---------- Provided records ----------

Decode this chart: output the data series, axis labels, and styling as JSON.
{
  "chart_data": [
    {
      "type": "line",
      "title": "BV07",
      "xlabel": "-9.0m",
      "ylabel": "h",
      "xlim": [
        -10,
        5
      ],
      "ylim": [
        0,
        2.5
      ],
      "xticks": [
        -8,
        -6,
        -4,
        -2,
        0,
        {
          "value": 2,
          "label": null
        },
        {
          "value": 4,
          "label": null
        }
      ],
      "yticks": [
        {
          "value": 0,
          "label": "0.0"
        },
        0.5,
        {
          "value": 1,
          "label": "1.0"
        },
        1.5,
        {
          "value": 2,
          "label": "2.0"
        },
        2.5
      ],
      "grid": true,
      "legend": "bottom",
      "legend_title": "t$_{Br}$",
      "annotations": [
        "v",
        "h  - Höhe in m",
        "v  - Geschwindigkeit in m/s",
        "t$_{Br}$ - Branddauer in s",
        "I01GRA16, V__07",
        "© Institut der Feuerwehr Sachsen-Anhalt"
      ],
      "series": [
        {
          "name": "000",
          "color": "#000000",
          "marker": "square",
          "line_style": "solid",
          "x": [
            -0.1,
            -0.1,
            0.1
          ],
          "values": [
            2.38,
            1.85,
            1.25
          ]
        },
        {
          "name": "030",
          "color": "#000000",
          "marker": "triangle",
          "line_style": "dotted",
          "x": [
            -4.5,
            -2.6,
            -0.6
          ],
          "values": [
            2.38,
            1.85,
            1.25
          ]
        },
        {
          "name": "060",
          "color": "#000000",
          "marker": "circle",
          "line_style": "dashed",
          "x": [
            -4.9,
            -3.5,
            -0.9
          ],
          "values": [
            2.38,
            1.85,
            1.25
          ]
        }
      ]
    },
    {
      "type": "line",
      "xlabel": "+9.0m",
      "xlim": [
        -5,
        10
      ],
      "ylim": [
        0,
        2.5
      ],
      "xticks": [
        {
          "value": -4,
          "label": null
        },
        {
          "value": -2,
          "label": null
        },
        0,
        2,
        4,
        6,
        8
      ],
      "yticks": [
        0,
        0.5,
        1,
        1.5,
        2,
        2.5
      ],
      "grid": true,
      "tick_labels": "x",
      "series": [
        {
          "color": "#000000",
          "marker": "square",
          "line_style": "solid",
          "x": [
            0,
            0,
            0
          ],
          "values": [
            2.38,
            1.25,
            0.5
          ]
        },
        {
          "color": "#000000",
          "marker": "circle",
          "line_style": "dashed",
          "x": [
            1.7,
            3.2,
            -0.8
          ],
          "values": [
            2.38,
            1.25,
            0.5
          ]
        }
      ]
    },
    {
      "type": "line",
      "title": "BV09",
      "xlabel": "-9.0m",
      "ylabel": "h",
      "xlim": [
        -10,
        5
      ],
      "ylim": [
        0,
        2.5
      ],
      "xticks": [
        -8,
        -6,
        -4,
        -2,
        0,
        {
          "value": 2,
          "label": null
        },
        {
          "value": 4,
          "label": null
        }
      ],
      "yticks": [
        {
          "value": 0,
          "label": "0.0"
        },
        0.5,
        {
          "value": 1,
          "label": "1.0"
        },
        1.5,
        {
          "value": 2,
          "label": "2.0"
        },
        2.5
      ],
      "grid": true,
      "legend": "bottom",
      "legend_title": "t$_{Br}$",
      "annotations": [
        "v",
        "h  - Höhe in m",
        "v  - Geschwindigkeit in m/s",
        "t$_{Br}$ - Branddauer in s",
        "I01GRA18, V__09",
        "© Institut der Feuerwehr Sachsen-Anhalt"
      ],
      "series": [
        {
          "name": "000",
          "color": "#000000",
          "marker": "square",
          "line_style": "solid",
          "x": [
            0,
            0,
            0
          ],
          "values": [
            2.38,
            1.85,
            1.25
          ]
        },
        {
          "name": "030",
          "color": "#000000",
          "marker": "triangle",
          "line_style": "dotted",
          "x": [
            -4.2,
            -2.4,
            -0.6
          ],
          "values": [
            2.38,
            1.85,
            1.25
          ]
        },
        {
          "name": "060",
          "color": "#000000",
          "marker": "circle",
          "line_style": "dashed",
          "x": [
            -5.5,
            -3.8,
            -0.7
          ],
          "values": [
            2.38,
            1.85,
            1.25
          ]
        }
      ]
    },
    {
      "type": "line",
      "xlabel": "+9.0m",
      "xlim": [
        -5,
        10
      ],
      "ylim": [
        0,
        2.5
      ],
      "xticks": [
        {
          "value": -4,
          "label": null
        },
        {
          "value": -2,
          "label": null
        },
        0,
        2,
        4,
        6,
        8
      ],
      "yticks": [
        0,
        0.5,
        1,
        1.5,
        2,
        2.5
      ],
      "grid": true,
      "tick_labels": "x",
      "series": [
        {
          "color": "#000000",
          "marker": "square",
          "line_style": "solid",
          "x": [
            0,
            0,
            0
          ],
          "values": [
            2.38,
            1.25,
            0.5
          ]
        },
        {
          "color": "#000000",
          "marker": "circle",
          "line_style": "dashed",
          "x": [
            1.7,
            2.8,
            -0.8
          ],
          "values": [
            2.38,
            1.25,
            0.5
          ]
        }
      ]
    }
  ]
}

----------

• **Short exercise**:
Print every line of the records exactly. Omit nothing.

• **Answer for this exercise**:
Decode this chart: output the data series, axis labels, and styling as JSON.
{
  "chart_data": [
    {
      "type": "line",
      "title": "BV07",
      "xlabel": "-9.0m",
      "ylabel": "h",
      "xlim": [
        -10,
        5
      ],
      "ylim": [
        0,
        2.5
      ],
      "xticks": [
        -8,
        -6,
        -4,
        -2,
        0,
        {
          "value": 2,
          "label": null
        },
        {
          "value": 4,
          "label": null
        }
      ],
      "yticks": [
        {
          "value": 0,
          "label": "0.0"
        },
        0.5,
        {
          "value": 1,
          "label": "1.0"
        },
        1.5,
        {
          "value": 2,
          "label": "2.0"
        },
        2.5
      ],
      "grid": true,
      "legend": "bottom",
      "legend_title": "t$_{Br}$",
      "annotations": [
        "v",
        "h  - Höhe in m",
        "v  - Geschwindigkeit in m/s",
        "t$_{Br}$ - Branddauer in s",
        "I01GRA16, V__07",
        "© Institut der Feuerwehr Sachsen-Anhalt"
      ],
      "series": [
        {
          "name": "000",
          "color": "#000000",
          "marker": "square",
          "line_style": "solid",
          "x": [
            -0.1,
            -0.1,
            0.1
          ],
          "values": [
            2.38,
            1.85,
            1.25
          ]
        },
        {
          "name": "030",
          "color": "#000000",
          "marker": "triangle",
          "line_style": "dotted",
          "x": [
            -4.5,
            -2.6,
            -0.6
          ],
          "values": [
            2.38,
            1.85,
            1.25
          ]
        },
        {
          "name": "060",
          "color": "#000000",
          "marker": "circle",
          "line_style": "dashed",
          "x": [
            -4.9,
            -3.5,
            -0.9
          ],
          "values": [
            2.38,
            1.85,
            1.25
          ]
        }
      ]
    },
    {
      "type": "line",
      "xlabel": "+9.0m",
      "xlim": [
        -5,
        10
      ],
      "ylim": [
        0,
        2.5
      ],
      "xticks": [
        {
          "value": -4,
          "label": null
        },
        {
          "value": -2,
          "label": null
        },
        0,
        2,
        4,
        6,
        8
      ],
      "yticks": [
        0,
        0.5,
        1,
        1.5,
        2,
        2.5
      ],
      "grid": true,
      "tick_labels": "x",
      "series": [
        {
          "color": "#000000",
          "marker": "square",
          "line_style": "solid",
          "x": [
            0,
            0,
            0
          ],
          "values": [
            2.38,
            1.25,
            0.5
          ]
        },
        {
          "color": "#000000",
          "marker": "circle",
          "line_style": "dashed",
          "x": [
            1.7,
            3.2,
            -0.8
          ],
          "values": [
            2.38,
            1.25,
            0.5
          ]
        }
      ]
    },
    {
      "type": "line",
      "title": "BV09",
      "xlabel": "-9.0m",
      "ylabel": "h",
      "xlim": [
        -10,
        5
      ],
      "ylim": [
        0,
        2.5
      ],
      "xticks": [
        -8,
        -6,
        -4,
        -2,
        0,
        {
          "value": 2,
          "label": null
        },
        {
          "value": 4,
          "label": null
        }
      ],
      "yticks": [
        {
          "value": 0,
          "label": "0.0"
        },
        0.5,
        {
          "value": 1,
          "label": "1.0"
        },
        1.5,
        {
          "value": 2,
          "label": "2.0"
        },
        2.5
      ],
      "grid": true,
      "legend": "bottom",
      "legend_title": "t$_{Br}$",
      "annotations": [
        "v",
        "h  - Höhe in m",
        "v  - Geschwindigkeit in m/s",
        "t$_{Br}$ - Branddauer in s",
        "I01GRA18, V__09",
        "© Institut der Feuerwehr Sachsen-Anhalt"
      ],
      "series": [
        {
          "name": "000",
          "color": "#000000",
          "marker": "square",
          "line_style": "solid",
          "x": [
            0,
            0,
            0
          ],
          "values": [
            2.38,
            1.85,
            1.25
          ]
        },
        {
          "name": "030",
          "color": "#000000",
          "marker": "triangle",
          "line_style": "dotted",
          "x": [
            -4.2,
            -2.4,
            -0.6
          ],
          "values": [
            2.38,
            1.85,
            1.25
          ]
        },
        {
          "name": "060",
          "color": "#000000",
          "marker": "circle",
          "line_style": "dashed",
          "x": [
            -5.5,
            -3.8,
            -0.7
          ],
          "values": [
            2.38,
            1.85,
            1.25
          ]
        }
      ]
    },
    {
      "type": "line",
      "xlabel": "+9.0m",
      "xlim": [
        -5,
        10
      ],
      "ylim": [
        0,
        2.5
      ],
      "xticks": [
        {
          "value": -4,
          "label": null
        },
        {
          "value": -2,
          "label": null
        },
        0,
        2,
        4,
        6,
        8
      ],
      "yticks": [
        0,
        0.5,
        1,
        1.5,
        2,
        2.5
      ],
      "grid": true,
      "tick_labels": "x",
      "series": [
        {
          "color": "#000000",
          "marker": "square",
          "line_style": "solid",
          "x": [
            0,
            0,
            0
          ],
          "values": [
            2.38,
            1.25,
            0.5
          ]
        },
        {
          "color": "#000000",
          "marker": "circle",
          "line_style": "dashed",
          "x": [
            1.7,
            2.8,
            -0.8
          ],
          "values": [
            2.38,
            1.25,
            0.5
          ]
        }
      ]
    }
  ]
}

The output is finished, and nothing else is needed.